**EXERCISE OBJECTIVE:**
Pick out the lines below that contain the string "Ions" and copy them all.

--------------------

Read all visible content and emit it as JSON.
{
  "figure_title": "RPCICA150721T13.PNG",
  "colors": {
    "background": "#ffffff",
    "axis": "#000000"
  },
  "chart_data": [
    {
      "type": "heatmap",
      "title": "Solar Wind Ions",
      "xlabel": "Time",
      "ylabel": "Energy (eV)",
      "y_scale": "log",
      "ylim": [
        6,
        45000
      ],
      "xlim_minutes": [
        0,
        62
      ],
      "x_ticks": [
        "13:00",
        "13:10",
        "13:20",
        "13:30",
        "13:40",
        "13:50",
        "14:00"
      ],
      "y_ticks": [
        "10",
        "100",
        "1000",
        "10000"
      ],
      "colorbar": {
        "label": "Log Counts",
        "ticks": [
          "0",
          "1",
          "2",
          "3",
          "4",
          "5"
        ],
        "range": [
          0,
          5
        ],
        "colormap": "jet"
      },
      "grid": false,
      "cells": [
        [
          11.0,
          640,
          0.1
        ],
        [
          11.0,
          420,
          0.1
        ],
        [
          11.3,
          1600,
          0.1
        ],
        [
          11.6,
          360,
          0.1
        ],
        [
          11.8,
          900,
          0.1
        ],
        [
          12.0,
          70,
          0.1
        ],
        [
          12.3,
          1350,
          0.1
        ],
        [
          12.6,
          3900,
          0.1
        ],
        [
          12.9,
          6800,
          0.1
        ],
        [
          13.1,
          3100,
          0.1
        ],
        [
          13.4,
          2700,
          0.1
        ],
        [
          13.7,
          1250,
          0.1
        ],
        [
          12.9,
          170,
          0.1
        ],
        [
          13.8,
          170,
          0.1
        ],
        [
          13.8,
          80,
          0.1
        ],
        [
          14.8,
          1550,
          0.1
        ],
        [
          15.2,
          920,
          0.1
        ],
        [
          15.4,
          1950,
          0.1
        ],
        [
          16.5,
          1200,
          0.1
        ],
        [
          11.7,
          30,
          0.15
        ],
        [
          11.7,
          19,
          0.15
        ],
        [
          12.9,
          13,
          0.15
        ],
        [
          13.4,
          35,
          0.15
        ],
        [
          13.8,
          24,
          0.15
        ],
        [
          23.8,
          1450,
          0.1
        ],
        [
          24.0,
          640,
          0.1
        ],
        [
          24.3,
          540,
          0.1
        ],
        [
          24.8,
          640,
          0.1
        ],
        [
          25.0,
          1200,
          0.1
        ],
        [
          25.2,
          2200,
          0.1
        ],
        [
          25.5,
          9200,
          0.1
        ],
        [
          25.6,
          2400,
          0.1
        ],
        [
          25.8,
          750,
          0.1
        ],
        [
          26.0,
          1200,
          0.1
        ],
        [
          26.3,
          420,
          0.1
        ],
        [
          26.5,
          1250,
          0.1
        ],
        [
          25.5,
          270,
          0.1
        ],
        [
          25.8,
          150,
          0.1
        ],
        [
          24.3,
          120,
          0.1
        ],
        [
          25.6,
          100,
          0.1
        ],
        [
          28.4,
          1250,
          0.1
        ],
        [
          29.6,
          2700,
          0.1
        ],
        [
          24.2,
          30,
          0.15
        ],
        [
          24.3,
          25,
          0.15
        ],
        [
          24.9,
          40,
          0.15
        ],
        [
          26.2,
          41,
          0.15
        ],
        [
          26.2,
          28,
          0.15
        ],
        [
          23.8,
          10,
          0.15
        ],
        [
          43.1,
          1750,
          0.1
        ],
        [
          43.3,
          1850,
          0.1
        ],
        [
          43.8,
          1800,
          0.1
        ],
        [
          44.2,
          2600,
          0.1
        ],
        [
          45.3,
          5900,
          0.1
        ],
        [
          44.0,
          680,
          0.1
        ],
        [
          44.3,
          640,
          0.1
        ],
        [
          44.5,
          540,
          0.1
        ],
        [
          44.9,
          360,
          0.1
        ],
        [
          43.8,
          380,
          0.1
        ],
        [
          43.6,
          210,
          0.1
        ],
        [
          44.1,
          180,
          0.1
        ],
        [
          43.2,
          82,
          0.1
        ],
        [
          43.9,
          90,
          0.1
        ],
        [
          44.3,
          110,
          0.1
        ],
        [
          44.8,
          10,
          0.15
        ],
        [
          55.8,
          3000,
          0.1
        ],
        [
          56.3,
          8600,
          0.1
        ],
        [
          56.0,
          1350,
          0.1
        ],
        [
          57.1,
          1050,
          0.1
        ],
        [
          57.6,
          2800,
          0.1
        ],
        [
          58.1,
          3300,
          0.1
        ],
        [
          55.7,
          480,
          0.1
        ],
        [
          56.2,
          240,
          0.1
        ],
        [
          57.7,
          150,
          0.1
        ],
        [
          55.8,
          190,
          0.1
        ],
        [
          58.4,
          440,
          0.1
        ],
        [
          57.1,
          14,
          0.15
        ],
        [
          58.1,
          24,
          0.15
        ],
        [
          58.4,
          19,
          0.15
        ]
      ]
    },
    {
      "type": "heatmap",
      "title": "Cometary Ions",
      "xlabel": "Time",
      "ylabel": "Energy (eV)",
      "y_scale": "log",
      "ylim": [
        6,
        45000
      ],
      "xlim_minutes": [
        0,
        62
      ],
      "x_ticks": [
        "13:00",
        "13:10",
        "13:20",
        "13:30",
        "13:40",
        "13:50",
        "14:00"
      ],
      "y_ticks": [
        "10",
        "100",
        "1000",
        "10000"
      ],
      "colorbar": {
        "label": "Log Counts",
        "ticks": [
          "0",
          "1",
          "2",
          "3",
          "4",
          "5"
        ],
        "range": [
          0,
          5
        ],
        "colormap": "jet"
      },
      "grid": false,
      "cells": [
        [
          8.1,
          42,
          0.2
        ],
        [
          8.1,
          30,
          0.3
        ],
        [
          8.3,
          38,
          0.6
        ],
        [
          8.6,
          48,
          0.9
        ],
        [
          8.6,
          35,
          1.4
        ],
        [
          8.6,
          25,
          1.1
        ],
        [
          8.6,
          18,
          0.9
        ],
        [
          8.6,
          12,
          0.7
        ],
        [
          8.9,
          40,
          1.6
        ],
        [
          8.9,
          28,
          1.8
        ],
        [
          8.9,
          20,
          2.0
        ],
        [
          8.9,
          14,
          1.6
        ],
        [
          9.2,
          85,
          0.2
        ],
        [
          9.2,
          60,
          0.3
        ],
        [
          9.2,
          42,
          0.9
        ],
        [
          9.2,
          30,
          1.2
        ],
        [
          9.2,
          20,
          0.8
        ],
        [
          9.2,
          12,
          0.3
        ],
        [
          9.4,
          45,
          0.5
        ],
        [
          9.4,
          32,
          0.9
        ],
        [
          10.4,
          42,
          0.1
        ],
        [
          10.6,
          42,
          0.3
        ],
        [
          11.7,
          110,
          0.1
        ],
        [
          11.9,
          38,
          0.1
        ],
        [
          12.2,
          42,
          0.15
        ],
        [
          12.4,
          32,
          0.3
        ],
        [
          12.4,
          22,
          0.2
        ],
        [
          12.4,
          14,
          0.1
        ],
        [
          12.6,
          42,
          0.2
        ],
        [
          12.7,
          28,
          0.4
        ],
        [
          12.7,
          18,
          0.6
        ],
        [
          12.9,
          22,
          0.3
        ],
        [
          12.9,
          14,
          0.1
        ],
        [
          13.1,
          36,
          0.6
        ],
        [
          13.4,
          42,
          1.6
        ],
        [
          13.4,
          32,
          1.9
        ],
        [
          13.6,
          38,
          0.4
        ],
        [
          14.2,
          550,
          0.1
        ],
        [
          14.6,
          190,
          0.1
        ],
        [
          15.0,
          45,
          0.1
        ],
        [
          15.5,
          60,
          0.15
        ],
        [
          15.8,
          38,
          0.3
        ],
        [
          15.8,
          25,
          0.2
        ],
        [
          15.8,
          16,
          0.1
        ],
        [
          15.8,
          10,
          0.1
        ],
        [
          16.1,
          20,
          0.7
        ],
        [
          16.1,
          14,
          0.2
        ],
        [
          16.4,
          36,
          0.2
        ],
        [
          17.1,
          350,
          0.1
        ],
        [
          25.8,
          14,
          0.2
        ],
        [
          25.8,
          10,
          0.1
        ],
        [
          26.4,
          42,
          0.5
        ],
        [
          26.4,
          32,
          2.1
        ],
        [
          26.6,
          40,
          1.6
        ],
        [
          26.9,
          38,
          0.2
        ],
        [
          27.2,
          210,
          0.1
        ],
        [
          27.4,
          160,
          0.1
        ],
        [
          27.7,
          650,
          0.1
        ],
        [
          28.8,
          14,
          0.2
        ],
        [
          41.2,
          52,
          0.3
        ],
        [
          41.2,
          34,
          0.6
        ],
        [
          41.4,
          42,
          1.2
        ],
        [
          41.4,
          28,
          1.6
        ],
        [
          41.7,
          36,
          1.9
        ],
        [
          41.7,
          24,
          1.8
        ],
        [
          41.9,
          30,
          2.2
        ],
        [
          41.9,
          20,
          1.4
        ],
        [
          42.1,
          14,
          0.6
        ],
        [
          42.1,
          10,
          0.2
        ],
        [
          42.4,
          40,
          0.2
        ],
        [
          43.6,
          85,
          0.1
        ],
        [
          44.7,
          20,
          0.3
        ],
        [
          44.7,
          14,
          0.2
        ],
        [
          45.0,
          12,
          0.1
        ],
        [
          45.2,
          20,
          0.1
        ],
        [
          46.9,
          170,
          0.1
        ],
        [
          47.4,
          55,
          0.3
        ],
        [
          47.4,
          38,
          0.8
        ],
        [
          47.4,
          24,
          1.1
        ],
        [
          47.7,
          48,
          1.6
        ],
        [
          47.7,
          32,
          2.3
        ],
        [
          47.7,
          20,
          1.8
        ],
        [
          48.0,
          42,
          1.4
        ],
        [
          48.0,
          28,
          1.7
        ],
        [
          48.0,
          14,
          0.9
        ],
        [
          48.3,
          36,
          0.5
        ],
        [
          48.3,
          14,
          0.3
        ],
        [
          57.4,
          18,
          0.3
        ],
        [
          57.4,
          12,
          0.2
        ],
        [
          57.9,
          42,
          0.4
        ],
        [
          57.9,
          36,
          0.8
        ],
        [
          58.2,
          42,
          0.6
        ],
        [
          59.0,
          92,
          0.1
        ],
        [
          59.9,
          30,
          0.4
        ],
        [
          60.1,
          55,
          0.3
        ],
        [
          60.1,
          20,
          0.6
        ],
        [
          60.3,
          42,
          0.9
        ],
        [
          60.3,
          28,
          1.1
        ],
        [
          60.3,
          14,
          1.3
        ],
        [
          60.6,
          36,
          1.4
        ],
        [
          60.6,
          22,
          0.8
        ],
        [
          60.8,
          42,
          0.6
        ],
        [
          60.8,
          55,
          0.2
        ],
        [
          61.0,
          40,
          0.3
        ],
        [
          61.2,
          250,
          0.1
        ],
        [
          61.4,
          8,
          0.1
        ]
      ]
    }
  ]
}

--------------------

**THE RESULT:**
      "title": "Solar Wind Ions",
      "title": "Cometary Ions",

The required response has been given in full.